Task instructions. Send back the records in full, character for character.

——————————

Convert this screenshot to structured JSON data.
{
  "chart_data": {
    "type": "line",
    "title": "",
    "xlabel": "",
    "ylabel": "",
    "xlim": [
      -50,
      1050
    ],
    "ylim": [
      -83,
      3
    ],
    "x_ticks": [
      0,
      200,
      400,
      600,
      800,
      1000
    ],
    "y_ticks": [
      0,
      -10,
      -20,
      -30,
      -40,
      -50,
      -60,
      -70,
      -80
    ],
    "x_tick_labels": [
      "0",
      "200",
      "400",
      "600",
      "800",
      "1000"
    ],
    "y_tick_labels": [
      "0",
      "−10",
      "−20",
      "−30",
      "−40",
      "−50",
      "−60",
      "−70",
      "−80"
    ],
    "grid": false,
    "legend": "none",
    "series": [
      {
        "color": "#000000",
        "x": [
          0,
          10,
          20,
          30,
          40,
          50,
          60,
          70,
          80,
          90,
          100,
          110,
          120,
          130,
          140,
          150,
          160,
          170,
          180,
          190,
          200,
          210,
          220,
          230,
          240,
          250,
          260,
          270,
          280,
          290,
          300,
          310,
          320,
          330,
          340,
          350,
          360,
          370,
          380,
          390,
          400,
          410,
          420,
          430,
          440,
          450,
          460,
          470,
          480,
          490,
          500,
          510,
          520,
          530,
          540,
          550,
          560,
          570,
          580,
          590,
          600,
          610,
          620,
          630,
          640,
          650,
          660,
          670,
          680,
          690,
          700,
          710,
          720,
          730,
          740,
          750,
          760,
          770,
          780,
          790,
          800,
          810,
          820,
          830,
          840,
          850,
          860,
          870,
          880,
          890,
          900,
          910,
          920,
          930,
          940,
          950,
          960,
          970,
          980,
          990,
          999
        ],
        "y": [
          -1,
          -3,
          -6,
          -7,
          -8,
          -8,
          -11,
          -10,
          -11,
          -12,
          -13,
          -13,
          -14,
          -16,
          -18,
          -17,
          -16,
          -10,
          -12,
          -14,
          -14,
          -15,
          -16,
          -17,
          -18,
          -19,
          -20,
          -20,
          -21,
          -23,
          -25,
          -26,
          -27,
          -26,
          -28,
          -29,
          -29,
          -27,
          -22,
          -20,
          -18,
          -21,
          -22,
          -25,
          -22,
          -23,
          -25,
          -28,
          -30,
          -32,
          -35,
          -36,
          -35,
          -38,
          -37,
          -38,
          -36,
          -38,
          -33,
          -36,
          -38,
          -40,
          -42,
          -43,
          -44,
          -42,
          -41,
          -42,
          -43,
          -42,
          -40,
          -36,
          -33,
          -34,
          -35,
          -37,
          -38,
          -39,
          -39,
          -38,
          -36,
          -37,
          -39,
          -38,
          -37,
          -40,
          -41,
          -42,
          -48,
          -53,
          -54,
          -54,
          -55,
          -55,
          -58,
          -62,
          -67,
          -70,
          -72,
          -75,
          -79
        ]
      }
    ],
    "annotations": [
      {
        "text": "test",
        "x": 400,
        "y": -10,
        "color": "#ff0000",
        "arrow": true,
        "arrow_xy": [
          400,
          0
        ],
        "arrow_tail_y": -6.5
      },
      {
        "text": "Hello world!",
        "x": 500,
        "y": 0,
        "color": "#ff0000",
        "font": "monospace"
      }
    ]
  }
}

——————————

Response.
Convert this screenshot to structured JSON data.
{
  "chart_data": {
    "type": "line",
    "title": "",
    "xlabel": "",
    "ylabel": "",
    "xlim": [
      -50,
      1050
    ],
    "ylim": [
      -83,
      3
    ],
    "x_ticks": [
      0,
      200,
      400,
      600,
      800,
      1000
    ],
    "y_ticks": [
      0,
      -10,
      -20,
      -30,
      -40,
      -50,
      -60,
      -70,
      -80
    ],
    "x_tick_labels": [
      "0",
      "200",
      "400",
      "600",
      "800",
      "1000"
    ],
    "y_tick_labels": [
      "0",
      "−10",
      "−20",
      "−30",
      "−40",
      "−50",
      "−60",
      "−70",
      "−80"
    ],
    "grid": false,
    "legend": "none",
    "series": [
      {
        "color": "#000000",
        "x": [
          0,
          10,
          20,
          30,
          40,
          50,
          60,
          70,
          80,
          90,
          100,
          110,
          120,
          130,
          140,
          150,
          160,
          170,
          180,
          190,
          200,
          210,
          220,
          230,
          240,
          250,
          260,
          270,
          280,
          290,
          300,
          310,
          320,
          330,
          340,
          350,
          360,
          370,
          380,
          390,
          400,
          410,
          420,
          430,
          440,
          450,
          460,
          470,
          480,
          490,
          500,
          510,
          520,
          530,
          540,
          550,
          560,
          570,
          580,
          590,
          600,
          610,
          620,
          630,
          640,
          650,
          660,
          670,
          680,
          690,
          700,
          710,
          720,
          730,
          740,
          750,
          760,
          770,
          780,
          790,
          800,
          810,
          820,
          830,
          840,
          850,
          860,
          870,
          880,
          890,
          900,
          910,
          920,
          930,
          940,
          950,
          960,
          970,
          980,
          990,
          999
        ],
        "y": [
          -1,
          -3,
          -6,
          -7,
          -8,
          -8,
          -11,
          -10,
          -11,
          -12,
          -13,
          -13,
          -14,
          -16,
          -18,
          -17,
          -16,
          -10,
          -12,
          -14,
          -14,
          -15,
          -16,
          -17,
          -18,
          -19,
          -20,
          -20,
          -21,
          -23,
          -25,
          -26,
          -27,
          -26,
          -28,
          -29,
          -29,
          -27,
          -22,
          -20,
          -18,
          -21,
          -22,
          -25,
          -22,
          -23,
          -25,
          -28,
          -30,
          -32,
          -35,
          -36,
          -35,
          -38,
          -37,
          -38,
          -36,
          -38,
          -33,
          -36,
          -38,
          -40,
          -42,
          -43,
          -44,
          -42,
          -41,
          -42,
          -43,
          -42,
          -40,
          -36,
          -33,
          -34,
          -35,
          -37,
          -38,
          -39,
          -39,
          -38,
          -36,
          -37,
          -39,
          -38,
          -37,
          -40,
          -41,
          -42,
          -48,
          -53,
          -54,
          -54,
          -55,
          -55,
          -58,
          -62,
          -67,
          -70,
          -72,
          -75,
          -79
        ]
      }
    ],
    "annotations": [
      {
        "text": "test",
        "x": 400,
        "y": -10,
        "color": "#ff0000",
        "arrow": true,
        "arrow_xy": [
          400,
          0
        ],
        "arrow_tail_y": -6.5
      },
      {
        "text": "Hello world!",
        "x": 500,
        "y": 0,
        "color": "#ff0000",
        "font": "monospace"
      }
    ]
  }
}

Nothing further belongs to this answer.